● **Problem to work on**
Extract all lines that hold "DELLA" from the records below.

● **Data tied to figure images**
______________________________
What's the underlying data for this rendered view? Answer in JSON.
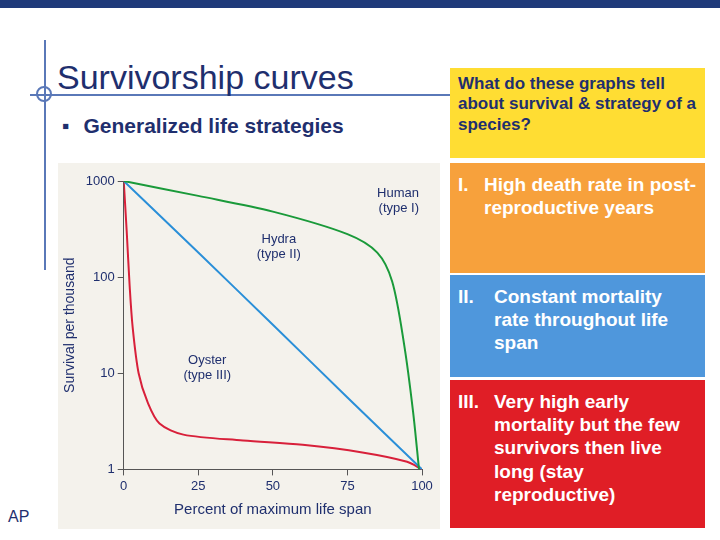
{
  "slide": {
    "title": "Survivorship curves",
    "bullet": "Generalized life strategies",
    "question": "What do these graphs tell about survival & strategy of a species?",
    "points": [
      {
        "numeral": "I.",
        "text": "High death rate in post-reproductive years"
      },
      {
        "numeral": "II.",
        "text": "Constant mortality rate throughout life span"
      },
      {
        "numeral": "III.",
        "text": "Very high early mortality but the few survivors then live long (stay reproductive)"
      }
    ],
    "footer": "AP"
  },
  "chart_data": {
    "type": "line",
    "x_label": "Percent of maximum life span",
    "y_label": "Survival per thousand",
    "xlim": [
      0,
      100
    ],
    "xticks": [
      0,
      25,
      50,
      75,
      100
    ],
    "ylim": [
      1,
      1000
    ],
    "yticks": [
      1,
      10,
      100,
      1000
    ],
    "log": "y",
    "grid": false,
    "series": [
      {
        "name": "Human (type I)",
        "color": "#1a9a3a",
        "x": [
          0,
          25,
          50,
          75,
          85,
          90,
          94,
          97,
          99
        ],
        "values": [
          1000,
          700,
          480,
          280,
          180,
          90,
          20,
          4,
          1
        ]
      },
      {
        "name": "Hydra (type II)",
        "color": "#2a8fd8",
        "x": [
          0,
          25,
          50,
          75,
          100
        ],
        "values": [
          1000,
          180,
          32,
          5.6,
          1
        ]
      },
      {
        "name": "Oyster (type III)",
        "color": "#d8203a",
        "x": [
          0,
          1,
          2,
          3,
          5,
          8,
          12,
          20,
          40,
          60,
          80,
          95,
          100
        ],
        "values": [
          1000,
          300,
          80,
          30,
          10,
          5,
          3,
          2.3,
          2,
          1.8,
          1.5,
          1.2,
          1
        ]
      }
    ]
  }
}
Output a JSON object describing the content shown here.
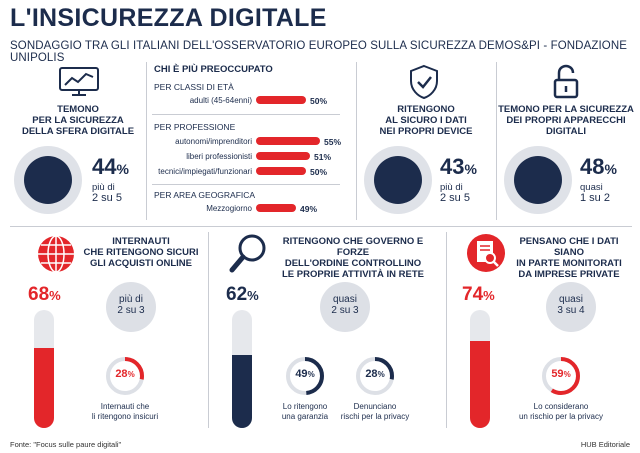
{
  "title": "L'INSICUREZZA DIGITALE",
  "subtitle": "SONDAGGIO TRA GLI ITALIANI DELL'OSSERVATORIO EUROPEO SULLA SICUREZZA DEMOS&PI - FONDAZIONE UNIPOLIS",
  "card1": {
    "heading": "TEMONO PER LA SICUREZZA DELLA SFERA DIGITALE",
    "heading_l1": "TEMONO",
    "heading_l2": "PER LA SICUREZZA",
    "heading_l3": "DELLA SFERA DIGITALE",
    "pct": "44",
    "note_l1": "più di",
    "note_l2": "2 su 5",
    "icon": "chart-monitor-icon"
  },
  "middle": {
    "heading": "CHI È PIÙ PREOCCUPATO",
    "groups": [
      {
        "label": "PER CLASSI DI ETÀ",
        "rows": [
          {
            "label": "adulti (45-64enni)",
            "value": 50,
            "text": "50"
          }
        ]
      },
      {
        "label": "PER PROFESSIONE",
        "rows": [
          {
            "label": "autonomi/imprenditori",
            "value": 55,
            "text": "55"
          },
          {
            "label": "liberi professionisti",
            "value": 51,
            "text": "51"
          },
          {
            "label": "tecnici/impiegati/funzionari",
            "value": 50,
            "text": "50"
          }
        ]
      },
      {
        "label": "PER AREA GEOGRAFICA",
        "rows": [
          {
            "label": "Mezzogiorno",
            "value": 49,
            "text": "49"
          }
        ]
      }
    ]
  },
  "card3": {
    "heading_l1": "RITENGONO",
    "heading_l2": "AL SICURO I DATI",
    "heading_l3": "NEI PROPRI DEVICE",
    "pct": "43",
    "note_l1": "più di",
    "note_l2": "2 su 5",
    "icon": "shield-check-icon"
  },
  "card4": {
    "heading_l1": "TEMONO PER LA SICUREZZA",
    "heading_l2": "DEI PROPRI APPARECCHI",
    "heading_l3": "DIGITALI",
    "pct": "48",
    "note_l1": "quasi",
    "note_l2": "1 su 2",
    "icon": "padlock-icon"
  },
  "bottom1": {
    "heading_l1": "INTERNAUTI",
    "heading_l2": "CHE RITENGONO SICURI",
    "heading_l3": "GLI ACQUISTI ONLINE",
    "pct": "68",
    "pill_l1": "più di",
    "pill_l2": "2 su 3",
    "ring_pct": "28",
    "ring_l1": "Internauti che",
    "ring_l2": "li ritengono insicuri",
    "icon": "globe-icon"
  },
  "bottom2": {
    "heading_l1": "RITENGONO CHE GOVERNO E FORZE",
    "heading_l2": "DELL'ORDINE CONTROLLINO",
    "heading_l3": "LE PROPRIE ATTIVITÀ IN RETE",
    "pct": "62",
    "pill_l1": "quasi",
    "pill_l2": "2 su 3",
    "ring1_pct": "49",
    "ring1_l1": "Lo ritengono",
    "ring1_l2": "una garanzia",
    "ring2_pct": "28",
    "ring2_l1": "Denunciano",
    "ring2_l2": "rischi per la privacy",
    "icon": "magnifier-icon"
  },
  "bottom3": {
    "heading_l1": "PENSANO CHE I DATI SIANO",
    "heading_l2": "IN PARTE  MONITORATI",
    "heading_l3": "DA IMPRESE  PRIVATE",
    "pct": "74",
    "pill_l1": "quasi",
    "pill_l2": "3 su 4",
    "ring_pct": "59",
    "ring_l1": "Lo considerano",
    "ring_l2": "un rischio per la privacy",
    "icon": "document-search-icon"
  },
  "pct_sign": "%",
  "footer_left": "Fonte: \"Focus sulle paure digitali\"",
  "footer_right": "HUB Editoriale",
  "colors": {
    "navy": "#1c2c4c",
    "red": "#e3262a",
    "grey": "#dde0e6"
  }
}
______________________________
● **Finished exercise**
    "heading": "TEMONO PER LA SICUREZZA DELLA SFERA DIGITALE",
    "heading_l3": "DELLA SFERA DIGITALE",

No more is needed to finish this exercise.